= Your goal =
Keep only those lines of the records that include the string "JSON".

## start

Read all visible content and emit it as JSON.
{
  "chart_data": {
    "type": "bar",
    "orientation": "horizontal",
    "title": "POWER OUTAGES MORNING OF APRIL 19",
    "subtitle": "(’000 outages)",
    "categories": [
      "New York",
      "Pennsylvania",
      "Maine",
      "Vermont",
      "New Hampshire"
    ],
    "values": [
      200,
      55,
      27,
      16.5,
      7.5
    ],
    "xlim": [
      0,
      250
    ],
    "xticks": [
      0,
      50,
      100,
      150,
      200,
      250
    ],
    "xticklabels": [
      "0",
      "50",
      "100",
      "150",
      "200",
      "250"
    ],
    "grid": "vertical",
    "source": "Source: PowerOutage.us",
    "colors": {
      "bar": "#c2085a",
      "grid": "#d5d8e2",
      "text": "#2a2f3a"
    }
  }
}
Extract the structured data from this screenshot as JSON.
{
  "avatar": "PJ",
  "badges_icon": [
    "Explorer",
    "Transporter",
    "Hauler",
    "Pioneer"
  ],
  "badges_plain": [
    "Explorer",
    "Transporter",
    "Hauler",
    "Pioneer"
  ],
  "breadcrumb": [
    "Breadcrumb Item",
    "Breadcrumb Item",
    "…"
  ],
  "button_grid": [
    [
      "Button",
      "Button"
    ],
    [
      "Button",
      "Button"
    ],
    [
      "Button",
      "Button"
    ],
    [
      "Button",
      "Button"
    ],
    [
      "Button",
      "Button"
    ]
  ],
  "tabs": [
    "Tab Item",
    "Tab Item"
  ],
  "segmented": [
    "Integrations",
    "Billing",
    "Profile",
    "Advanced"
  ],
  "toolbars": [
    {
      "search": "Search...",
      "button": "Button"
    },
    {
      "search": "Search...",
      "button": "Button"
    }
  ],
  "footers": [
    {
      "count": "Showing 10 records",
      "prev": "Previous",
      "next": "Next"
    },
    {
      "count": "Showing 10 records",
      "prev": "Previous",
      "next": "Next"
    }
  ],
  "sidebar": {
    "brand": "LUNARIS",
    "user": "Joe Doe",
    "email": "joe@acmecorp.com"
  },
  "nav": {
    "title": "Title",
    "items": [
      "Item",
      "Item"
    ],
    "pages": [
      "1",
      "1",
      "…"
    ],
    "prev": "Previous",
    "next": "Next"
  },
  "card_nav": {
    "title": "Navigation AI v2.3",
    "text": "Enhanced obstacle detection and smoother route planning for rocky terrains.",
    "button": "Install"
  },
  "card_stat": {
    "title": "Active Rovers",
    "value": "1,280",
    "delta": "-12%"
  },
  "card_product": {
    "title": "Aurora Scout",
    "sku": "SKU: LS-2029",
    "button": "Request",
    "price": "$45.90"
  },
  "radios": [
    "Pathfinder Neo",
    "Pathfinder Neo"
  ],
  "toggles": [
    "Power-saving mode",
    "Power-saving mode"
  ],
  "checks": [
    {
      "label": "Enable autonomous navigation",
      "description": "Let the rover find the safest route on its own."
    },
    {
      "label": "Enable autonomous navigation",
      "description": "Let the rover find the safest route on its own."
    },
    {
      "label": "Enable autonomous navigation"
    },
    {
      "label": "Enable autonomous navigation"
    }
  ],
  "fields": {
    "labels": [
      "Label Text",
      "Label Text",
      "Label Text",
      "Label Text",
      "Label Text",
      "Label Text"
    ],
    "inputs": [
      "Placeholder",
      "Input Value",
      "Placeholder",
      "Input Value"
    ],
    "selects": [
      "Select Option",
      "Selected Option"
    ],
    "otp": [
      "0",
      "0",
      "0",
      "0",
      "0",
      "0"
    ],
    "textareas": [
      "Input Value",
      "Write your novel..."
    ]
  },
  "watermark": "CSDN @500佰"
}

## end
## start

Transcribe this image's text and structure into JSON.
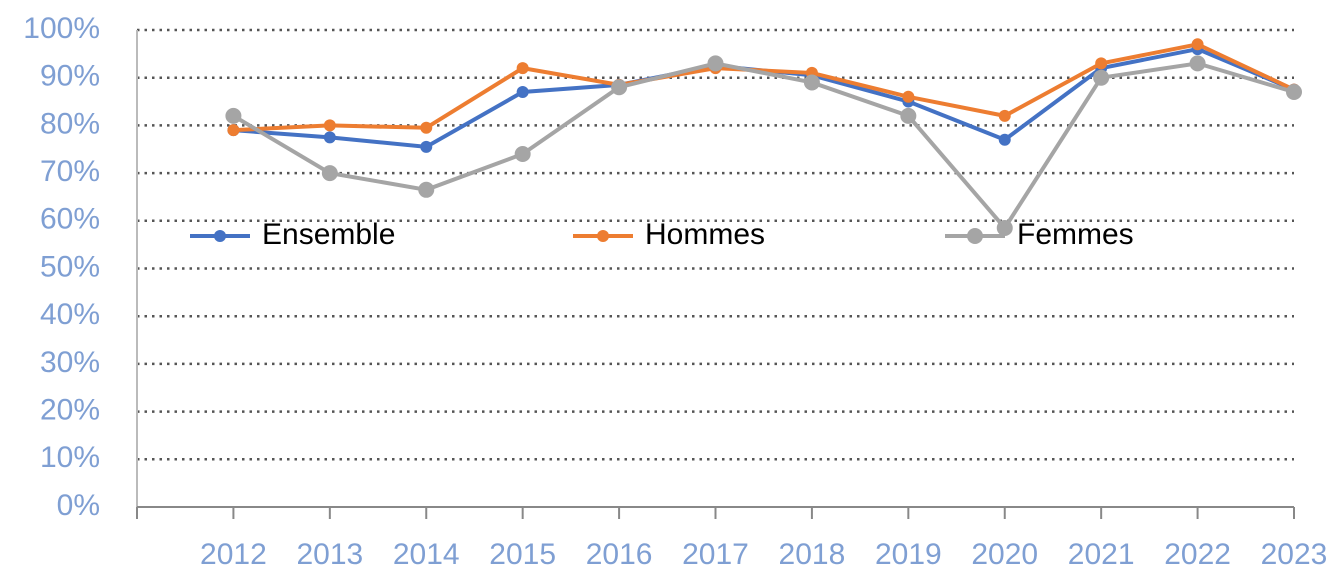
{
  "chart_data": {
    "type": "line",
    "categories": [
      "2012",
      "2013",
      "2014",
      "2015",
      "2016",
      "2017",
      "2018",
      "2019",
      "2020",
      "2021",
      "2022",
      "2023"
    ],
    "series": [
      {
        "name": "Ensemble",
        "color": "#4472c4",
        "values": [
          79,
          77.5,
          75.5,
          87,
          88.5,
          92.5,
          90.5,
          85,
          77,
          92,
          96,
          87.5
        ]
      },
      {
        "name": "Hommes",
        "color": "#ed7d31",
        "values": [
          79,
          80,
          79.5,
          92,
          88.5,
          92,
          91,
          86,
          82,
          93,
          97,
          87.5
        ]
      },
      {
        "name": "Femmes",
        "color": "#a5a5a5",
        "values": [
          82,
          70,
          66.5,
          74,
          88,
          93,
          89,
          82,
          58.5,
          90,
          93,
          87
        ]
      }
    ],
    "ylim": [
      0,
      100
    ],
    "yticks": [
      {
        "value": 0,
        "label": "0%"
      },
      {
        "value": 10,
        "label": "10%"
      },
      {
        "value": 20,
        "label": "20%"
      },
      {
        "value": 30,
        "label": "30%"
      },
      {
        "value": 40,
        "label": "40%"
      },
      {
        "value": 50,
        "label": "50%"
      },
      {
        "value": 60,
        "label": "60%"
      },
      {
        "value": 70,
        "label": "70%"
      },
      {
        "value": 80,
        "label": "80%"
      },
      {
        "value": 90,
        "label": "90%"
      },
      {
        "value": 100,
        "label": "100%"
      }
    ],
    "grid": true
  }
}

## end

= Answer to this task =
Read all visible content and emit it as JSON.
Extract the structured data from this screenshot as JSON.
Transcribe this image's text and structure into JSON.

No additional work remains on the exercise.